Without the pictures, reproduce the records that follow exactly.
START
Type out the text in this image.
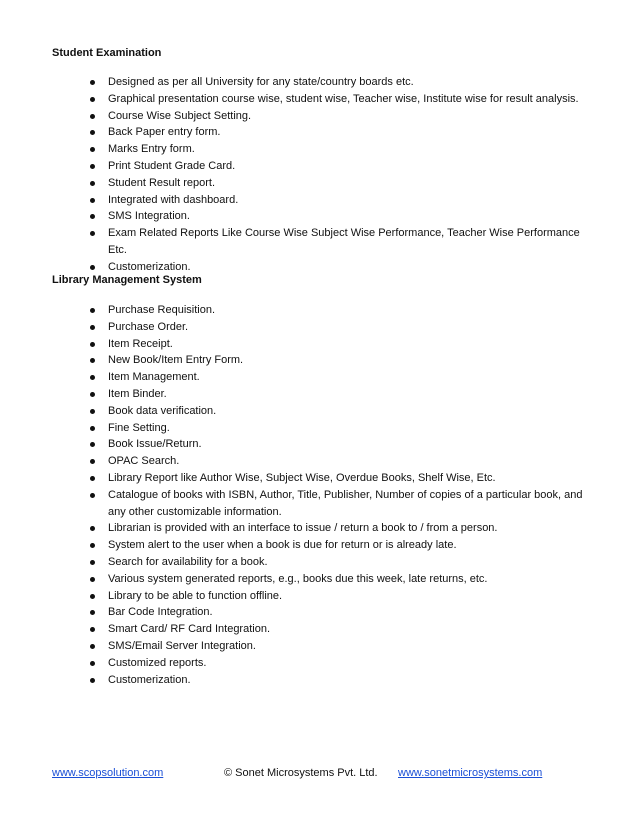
Student Examination
Designed as per all University for any state/country boards etc.
Graphical presentation course wise, student wise, Teacher wise, Institute wise for result analysis.
Course Wise Subject Setting.
Back Paper entry form.
Marks Entry form.
Print Student Grade Card.
Student Result report.
Integrated with dashboard.
SMS Integration.
Exam Related Reports Like Course Wise Subject Wise Performance, Teacher Wise Performance Etc.
Customerization.
Library Management System
Purchase Requisition.
Purchase Order.
Item Receipt.
New Book/Item Entry Form.
Item Management.
Item Binder.
Book data verification.
Fine Setting.
Book Issue/Return.
OPAC Search.
Library Report like Author Wise, Subject Wise, Overdue Books, Shelf Wise, Etc.
Catalogue of books with ISBN, Author, Title, Publisher, Number of copies of a particular book, and any other customizable information.
Librarian is provided with an interface to issue / return a book to / from a person.
System alert to the user when a book is due for return or is already late.
Search for availability for a book.
Various system generated reports, e.g., books due this week, late returns, etc.
Library to be able to function offline.
Bar Code Integration.
Smart Card/ RF Card Integration.
SMS/Email Server Integration.
Customized reports.
Customerization.
www.scopsolution.com	© Sonet Microsystems Pvt. Ltd. www.sonetmicrosystems.com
END
** EXERCISE ANSWER **
Type out the text in this image.
Student Examination
Designed as per all University for any state/country boards etc.
Graphical presentation course wise, student wise, Teacher wise, Institute wise for result analysis.
Course Wise Subject Setting.
Back Paper entry form.
Marks Entry form.
Print Student Grade Card.
Student Result report.
Integrated with dashboard.
SMS Integration.
Exam Related Reports Like Course Wise Subject Wise Performance, Teacher Wise Performance Etc.
Customerization.
Library Management System
Purchase Requisition.
Purchase Order.
Item Receipt.
New Book/Item Entry Form.
Item Management.
Item Binder.
Book data verification.
Fine Setting.
Book Issue/Return.
OPAC Search.
Library Report like Author Wise, Subject Wise, Overdue Books, Shelf Wise, Etc.
Catalogue of books with ISBN, Author, Title, Publisher, Number of copies of a particular book, and any other customizable information.
Librarian is provided with an interface to issue / return a book to / from a person.
System alert to the user when a book is due for return or is already late.
Search for availability for a book.
Various system generated reports, e.g., books due this week, late returns, etc.
Library to be able to function offline.
Bar Code Integration.
Smart Card/ RF Card Integration.
SMS/Email Server Integration.
Customized reports.
Customerization.
www.scopsolution.com	© Sonet Microsystems Pvt. Ltd. www.sonetmicrosystems.com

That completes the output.